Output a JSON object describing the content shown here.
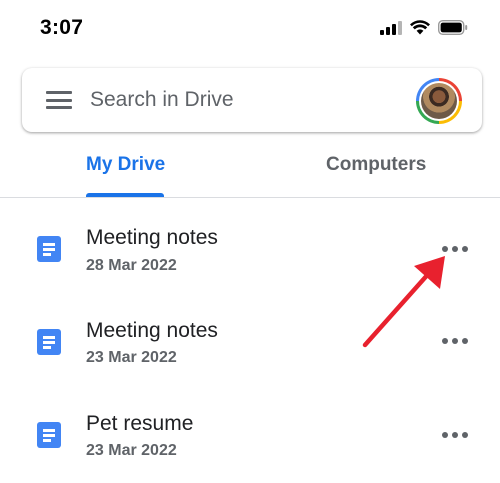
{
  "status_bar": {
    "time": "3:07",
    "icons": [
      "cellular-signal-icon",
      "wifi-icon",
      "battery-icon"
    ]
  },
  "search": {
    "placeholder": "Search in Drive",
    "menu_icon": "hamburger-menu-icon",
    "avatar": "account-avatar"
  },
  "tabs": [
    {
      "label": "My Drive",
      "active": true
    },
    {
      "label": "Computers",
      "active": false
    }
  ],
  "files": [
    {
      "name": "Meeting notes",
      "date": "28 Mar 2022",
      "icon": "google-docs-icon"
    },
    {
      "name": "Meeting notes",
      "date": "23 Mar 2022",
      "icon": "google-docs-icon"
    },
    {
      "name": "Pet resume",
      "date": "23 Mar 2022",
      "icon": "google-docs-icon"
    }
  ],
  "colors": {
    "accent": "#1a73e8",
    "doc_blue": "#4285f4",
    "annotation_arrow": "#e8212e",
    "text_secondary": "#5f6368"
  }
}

----

→ **Instructions for the task**
Quote the entries in full. Any image among them is to be omitted from the copy.

→ **Answer below**
Output a JSON object describing the content shown here.
{
  "status_bar": {
    "time": "3:07",
    "icons": [
      "cellular-signal-icon",
      "wifi-icon",
      "battery-icon"
    ]
  },
  "search": {
    "placeholder": "Search in Drive",
    "menu_icon": "hamburger-menu-icon",
    "avatar": "account-avatar"
  },
  "tabs": [
    {
      "label": "My Drive",
      "active": true
    },
    {
      "label": "Computers",
      "active": false
    }
  ],
  "files": [
    {
      "name": "Meeting notes",
      "date": "28 Mar 2022",
      "icon": "google-docs-icon"
    },
    {
      "name": "Meeting notes",
      "date": "23 Mar 2022",
      "icon": "google-docs-icon"
    },
    {
      "name": "Pet resume",
      "date": "23 Mar 2022",
      "icon": "google-docs-icon"
    }
  ],
  "colors": {
    "accent": "#1a73e8",
    "doc_blue": "#4285f4",
    "annotation_arrow": "#e8212e",
    "text_secondary": "#5f6368"
  }
}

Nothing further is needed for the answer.